**EXERCISE DESCRIPTION:** Print out the material that follows word for word.

= = = =

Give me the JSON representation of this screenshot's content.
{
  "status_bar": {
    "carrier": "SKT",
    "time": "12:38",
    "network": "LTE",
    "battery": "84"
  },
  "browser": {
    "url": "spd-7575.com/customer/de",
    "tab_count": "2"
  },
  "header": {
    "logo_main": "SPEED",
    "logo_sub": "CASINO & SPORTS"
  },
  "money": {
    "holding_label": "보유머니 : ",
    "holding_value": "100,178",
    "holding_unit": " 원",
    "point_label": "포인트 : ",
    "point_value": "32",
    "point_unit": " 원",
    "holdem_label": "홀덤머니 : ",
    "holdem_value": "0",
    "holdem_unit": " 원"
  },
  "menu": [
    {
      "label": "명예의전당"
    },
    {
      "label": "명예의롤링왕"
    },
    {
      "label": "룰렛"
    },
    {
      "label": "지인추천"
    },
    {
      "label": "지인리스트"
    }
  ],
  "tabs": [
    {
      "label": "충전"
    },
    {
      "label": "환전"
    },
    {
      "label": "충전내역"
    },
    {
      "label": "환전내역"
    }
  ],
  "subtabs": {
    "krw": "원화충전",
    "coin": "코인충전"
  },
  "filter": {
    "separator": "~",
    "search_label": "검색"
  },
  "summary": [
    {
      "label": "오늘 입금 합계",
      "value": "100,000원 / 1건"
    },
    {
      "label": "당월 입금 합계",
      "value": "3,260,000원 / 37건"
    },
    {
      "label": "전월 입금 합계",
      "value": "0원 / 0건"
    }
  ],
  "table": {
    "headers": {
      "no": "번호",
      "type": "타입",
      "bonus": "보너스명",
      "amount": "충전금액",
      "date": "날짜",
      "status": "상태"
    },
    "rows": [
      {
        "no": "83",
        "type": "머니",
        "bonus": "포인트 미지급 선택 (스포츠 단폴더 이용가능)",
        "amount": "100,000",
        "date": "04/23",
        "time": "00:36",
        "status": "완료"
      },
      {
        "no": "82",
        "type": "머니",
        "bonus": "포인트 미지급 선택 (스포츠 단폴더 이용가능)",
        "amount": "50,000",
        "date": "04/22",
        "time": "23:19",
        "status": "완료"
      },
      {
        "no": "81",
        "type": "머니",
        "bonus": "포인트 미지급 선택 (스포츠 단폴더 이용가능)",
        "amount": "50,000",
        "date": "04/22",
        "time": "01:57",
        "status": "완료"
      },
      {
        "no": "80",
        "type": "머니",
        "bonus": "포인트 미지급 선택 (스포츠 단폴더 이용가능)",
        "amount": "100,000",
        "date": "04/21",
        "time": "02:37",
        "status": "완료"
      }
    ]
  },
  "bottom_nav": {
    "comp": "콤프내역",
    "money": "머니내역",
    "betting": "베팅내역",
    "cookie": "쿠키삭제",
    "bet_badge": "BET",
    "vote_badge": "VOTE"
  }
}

= = = =

**EXPECTED OUTPUT:**
Give me the JSON representation of this screenshot's content.
{
  "status_bar": {
    "carrier": "SKT",
    "time": "12:38",
    "network": "LTE",
    "battery": "84"
  },
  "browser": {
    "url": "spd-7575.com/customer/de",
    "tab_count": "2"
  },
  "header": {
    "logo_main": "SPEED",
    "logo_sub": "CASINO & SPORTS"
  },
  "money": {
    "holding_label": "보유머니 : ",
    "holding_value": "100,178",
    "holding_unit": " 원",
    "point_label": "포인트 : ",
    "point_value": "32",
    "point_unit": " 원",
    "holdem_label": "홀덤머니 : ",
    "holdem_value": "0",
    "holdem_unit": " 원"
  },
  "menu": [
    {
      "label": "명예의전당"
    },
    {
      "label": "명예의롤링왕"
    },
    {
      "label": "룰렛"
    },
    {
      "label": "지인추천"
    },
    {
      "label": "지인리스트"
    }
  ],
  "tabs": [
    {
      "label": "충전"
    },
    {
      "label": "환전"
    },
    {
      "label": "충전내역"
    },
    {
      "label": "환전내역"
    }
  ],
  "subtabs": {
    "krw": "원화충전",
    "coin": "코인충전"
  },
  "filter": {
    "separator": "~",
    "search_label": "검색"
  },
  "summary": [
    {
      "label": "오늘 입금 합계",
      "value": "100,000원 / 1건"
    },
    {
      "label": "당월 입금 합계",
      "value": "3,260,000원 / 37건"
    },
    {
      "label": "전월 입금 합계",
      "value": "0원 / 0건"
    }
  ],
  "table": {
    "headers": {
      "no": "번호",
      "type": "타입",
      "bonus": "보너스명",
      "amount": "충전금액",
      "date": "날짜",
      "status": "상태"
    },
    "rows": [
      {
        "no": "83",
        "type": "머니",
        "bonus": "포인트 미지급 선택 (스포츠 단폴더 이용가능)",
        "amount": "100,000",
        "date": "04/23",
        "time": "00:36",
        "status": "완료"
      },
      {
        "no": "82",
        "type": "머니",
        "bonus": "포인트 미지급 선택 (스포츠 단폴더 이용가능)",
        "amount": "50,000",
        "date": "04/22",
        "time": "23:19",
        "status": "완료"
      },
      {
        "no": "81",
        "type": "머니",
        "bonus": "포인트 미지급 선택 (스포츠 단폴더 이용가능)",
        "amount": "50,000",
        "date": "04/22",
        "time": "01:57",
        "status": "완료"
      },
      {
        "no": "80",
        "type": "머니",
        "bonus": "포인트 미지급 선택 (스포츠 단폴더 이용가능)",
        "amount": "100,000",
        "date": "04/21",
        "time": "02:37",
        "status": "완료"
      }
    ]
  },
  "bottom_nav": {
    "comp": "콤프내역",
    "money": "머니내역",
    "betting": "베팅내역",
    "cookie": "쿠키삭제",
    "bet_badge": "BET",
    "vote_badge": "VOTE"
  }
}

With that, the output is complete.